Tekst voor analyse.
☆ ☆ ☆ ☆ ☆ ☆ ☆

2.7. Benegora voert aan dat de hogere grenswaarden die zijn vastgesteld voor diverse woningen in het plan onder meer zijn gebaseerd op het uitgangspunt dat er een nachtelijk rijverbod voor vrachtverkeer zou komen op de Markiezaatsweg. Het is volgens Benegora onzeker of bij de bouw van de woningen nog wel aan die hogere waarden kan worden voldaan, als dat rijverbod komt te ontvallen of wordt opgeschort.

☆ ☆ ☆ ☆ ☆ ☆ ☆

Items in de collectie.
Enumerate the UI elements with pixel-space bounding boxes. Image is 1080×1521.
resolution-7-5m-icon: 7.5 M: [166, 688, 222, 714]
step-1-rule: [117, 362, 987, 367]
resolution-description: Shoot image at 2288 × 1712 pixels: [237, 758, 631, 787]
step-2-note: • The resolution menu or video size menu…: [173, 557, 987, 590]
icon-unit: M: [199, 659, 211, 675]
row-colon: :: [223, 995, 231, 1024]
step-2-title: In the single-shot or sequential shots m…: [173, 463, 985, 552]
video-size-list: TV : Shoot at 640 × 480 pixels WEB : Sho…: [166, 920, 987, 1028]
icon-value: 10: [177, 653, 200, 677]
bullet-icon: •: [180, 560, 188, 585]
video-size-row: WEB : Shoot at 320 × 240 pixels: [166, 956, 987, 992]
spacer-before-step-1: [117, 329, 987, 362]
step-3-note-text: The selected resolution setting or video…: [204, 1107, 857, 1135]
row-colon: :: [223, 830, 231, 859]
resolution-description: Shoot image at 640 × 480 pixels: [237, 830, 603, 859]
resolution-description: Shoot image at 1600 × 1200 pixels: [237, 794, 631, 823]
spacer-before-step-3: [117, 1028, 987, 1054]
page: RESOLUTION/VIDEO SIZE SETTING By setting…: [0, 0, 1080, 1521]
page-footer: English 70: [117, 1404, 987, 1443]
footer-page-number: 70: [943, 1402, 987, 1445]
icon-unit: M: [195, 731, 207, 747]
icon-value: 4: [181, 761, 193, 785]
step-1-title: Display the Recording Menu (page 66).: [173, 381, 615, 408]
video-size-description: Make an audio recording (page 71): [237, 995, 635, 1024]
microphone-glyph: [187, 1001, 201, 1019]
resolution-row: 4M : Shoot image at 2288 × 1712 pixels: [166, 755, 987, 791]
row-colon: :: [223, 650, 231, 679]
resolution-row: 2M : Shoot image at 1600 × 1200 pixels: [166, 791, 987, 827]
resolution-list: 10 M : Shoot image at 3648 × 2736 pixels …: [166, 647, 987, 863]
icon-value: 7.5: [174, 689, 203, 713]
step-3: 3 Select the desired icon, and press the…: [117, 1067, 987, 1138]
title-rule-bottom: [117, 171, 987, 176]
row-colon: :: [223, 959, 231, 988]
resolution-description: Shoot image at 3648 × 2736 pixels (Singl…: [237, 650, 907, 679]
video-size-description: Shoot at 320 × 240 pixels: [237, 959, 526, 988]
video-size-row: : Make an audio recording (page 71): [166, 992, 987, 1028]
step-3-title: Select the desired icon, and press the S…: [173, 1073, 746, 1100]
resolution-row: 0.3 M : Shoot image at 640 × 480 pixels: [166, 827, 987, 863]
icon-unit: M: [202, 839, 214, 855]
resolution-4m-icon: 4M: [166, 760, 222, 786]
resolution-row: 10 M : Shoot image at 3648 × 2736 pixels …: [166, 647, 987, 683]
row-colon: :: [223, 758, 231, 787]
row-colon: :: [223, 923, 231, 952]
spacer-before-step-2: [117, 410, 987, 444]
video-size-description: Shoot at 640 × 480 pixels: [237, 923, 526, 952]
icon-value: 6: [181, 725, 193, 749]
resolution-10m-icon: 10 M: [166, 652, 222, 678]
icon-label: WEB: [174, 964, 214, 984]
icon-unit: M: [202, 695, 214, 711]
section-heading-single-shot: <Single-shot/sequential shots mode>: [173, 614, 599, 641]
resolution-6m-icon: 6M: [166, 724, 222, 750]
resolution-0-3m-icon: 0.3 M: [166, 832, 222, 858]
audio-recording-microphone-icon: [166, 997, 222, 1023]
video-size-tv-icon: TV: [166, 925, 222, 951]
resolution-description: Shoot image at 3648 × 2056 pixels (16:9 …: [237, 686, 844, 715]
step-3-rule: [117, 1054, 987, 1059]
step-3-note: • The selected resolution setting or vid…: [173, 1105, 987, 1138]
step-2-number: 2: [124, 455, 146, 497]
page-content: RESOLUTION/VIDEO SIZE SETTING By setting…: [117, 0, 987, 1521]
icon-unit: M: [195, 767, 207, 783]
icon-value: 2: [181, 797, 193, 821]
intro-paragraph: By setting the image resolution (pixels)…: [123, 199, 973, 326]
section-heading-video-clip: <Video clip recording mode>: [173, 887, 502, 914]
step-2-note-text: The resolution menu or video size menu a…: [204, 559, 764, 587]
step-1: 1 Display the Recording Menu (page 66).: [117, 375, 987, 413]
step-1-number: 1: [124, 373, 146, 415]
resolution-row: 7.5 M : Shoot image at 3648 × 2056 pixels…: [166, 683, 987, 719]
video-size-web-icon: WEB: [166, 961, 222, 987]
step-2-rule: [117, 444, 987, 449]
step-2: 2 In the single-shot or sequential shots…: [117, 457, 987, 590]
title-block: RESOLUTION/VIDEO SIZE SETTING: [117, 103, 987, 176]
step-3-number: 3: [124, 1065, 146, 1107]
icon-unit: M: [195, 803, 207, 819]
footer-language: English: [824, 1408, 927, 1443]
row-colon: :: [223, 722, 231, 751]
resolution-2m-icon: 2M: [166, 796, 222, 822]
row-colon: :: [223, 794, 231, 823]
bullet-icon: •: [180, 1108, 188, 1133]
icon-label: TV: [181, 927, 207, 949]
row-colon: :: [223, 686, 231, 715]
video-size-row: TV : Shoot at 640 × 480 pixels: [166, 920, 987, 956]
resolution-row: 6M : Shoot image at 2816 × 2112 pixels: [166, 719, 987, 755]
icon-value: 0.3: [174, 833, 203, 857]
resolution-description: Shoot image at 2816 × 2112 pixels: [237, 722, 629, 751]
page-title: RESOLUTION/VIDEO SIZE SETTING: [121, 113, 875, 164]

☆ ☆ ☆ ☆ ☆ ☆ ☆

Uit te voeren taak.
Op welk uitgangspunt zijn de hogere grenswaarden voor diverse woningen volgens Benegora onder meer gebaseerd in de tekst voor analyse? De lijst speelt hierbij geen rol.

Uitgevoerde taak.
Op het uitgangspunt dat er een nachtelijk rijverbod voor vrachtverkeer zou komen op de Markiezaatsweg.